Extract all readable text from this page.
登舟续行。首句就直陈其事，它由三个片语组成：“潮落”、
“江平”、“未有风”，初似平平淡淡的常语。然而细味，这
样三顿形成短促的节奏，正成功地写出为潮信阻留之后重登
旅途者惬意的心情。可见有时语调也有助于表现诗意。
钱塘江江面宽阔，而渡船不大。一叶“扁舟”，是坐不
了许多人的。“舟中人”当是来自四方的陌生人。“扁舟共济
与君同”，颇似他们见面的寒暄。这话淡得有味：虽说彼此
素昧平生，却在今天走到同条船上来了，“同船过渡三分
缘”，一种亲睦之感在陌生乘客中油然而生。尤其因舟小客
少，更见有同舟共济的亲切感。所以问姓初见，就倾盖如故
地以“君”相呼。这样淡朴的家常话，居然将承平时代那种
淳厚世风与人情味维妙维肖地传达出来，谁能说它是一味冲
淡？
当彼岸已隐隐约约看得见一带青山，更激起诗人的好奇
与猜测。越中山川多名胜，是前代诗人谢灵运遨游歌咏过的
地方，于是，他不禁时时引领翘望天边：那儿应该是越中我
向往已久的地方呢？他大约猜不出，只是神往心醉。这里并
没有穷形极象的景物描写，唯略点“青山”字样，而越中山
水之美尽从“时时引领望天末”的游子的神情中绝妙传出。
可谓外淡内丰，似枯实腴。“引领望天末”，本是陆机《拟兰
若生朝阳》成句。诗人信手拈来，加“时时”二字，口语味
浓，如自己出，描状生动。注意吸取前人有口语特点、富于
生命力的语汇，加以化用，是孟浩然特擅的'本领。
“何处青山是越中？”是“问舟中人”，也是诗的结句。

+---+

=== TASK BRIEF ===
Your task is to return the full listing exactly as it was given.

=== PROBLEM SOLUTION ===
Extract all readable text from this page.
登舟续行。首句就直陈其事，它由三个片语组成：“潮落”、
“江平”、“未有风”，初似平平淡淡的常语。然而细味，这
样三顿形成短促的节奏，正成功地写出为潮信阻留之后重登
旅途者惬意的心情。可见有时语调也有助于表现诗意。
钱塘江江面宽阔，而渡船不大。一叶“扁舟”，是坐不
了许多人的。“舟中人”当是来自四方的陌生人。“扁舟共济
与君同”，颇似他们见面的寒暄。这话淡得有味：虽说彼此
素昧平生，却在今天走到同条船上来了，“同船过渡三分
缘”，一种亲睦之感在陌生乘客中油然而生。尤其因舟小客
少，更见有同舟共济的亲切感。所以问姓初见，就倾盖如故
地以“君”相呼。这样淡朴的家常话，居然将承平时代那种
淳厚世风与人情味维妙维肖地传达出来，谁能说它是一味冲
淡？
当彼岸已隐隐约约看得见一带青山，更激起诗人的好奇
与猜测。越中山川多名胜，是前代诗人谢灵运遨游歌咏过的
地方，于是，他不禁时时引领翘望天边：那儿应该是越中我
向往已久的地方呢？他大约猜不出，只是神往心醉。这里并
没有穷形极象的景物描写，唯略点“青山”字样，而越中山
水之美尽从“时时引领望天末”的游子的神情中绝妙传出。
可谓外淡内丰，似枯实腴。“引领望天末”，本是陆机《拟兰
若生朝阳》成句。诗人信手拈来，加“时时”二字，口语味
浓，如自己出，描状生动。注意吸取前人有口语特点、富于
生命力的语汇，加以化用，是孟浩然特擅的'本领。
“何处青山是越中？”是“问舟中人”，也是诗的结句。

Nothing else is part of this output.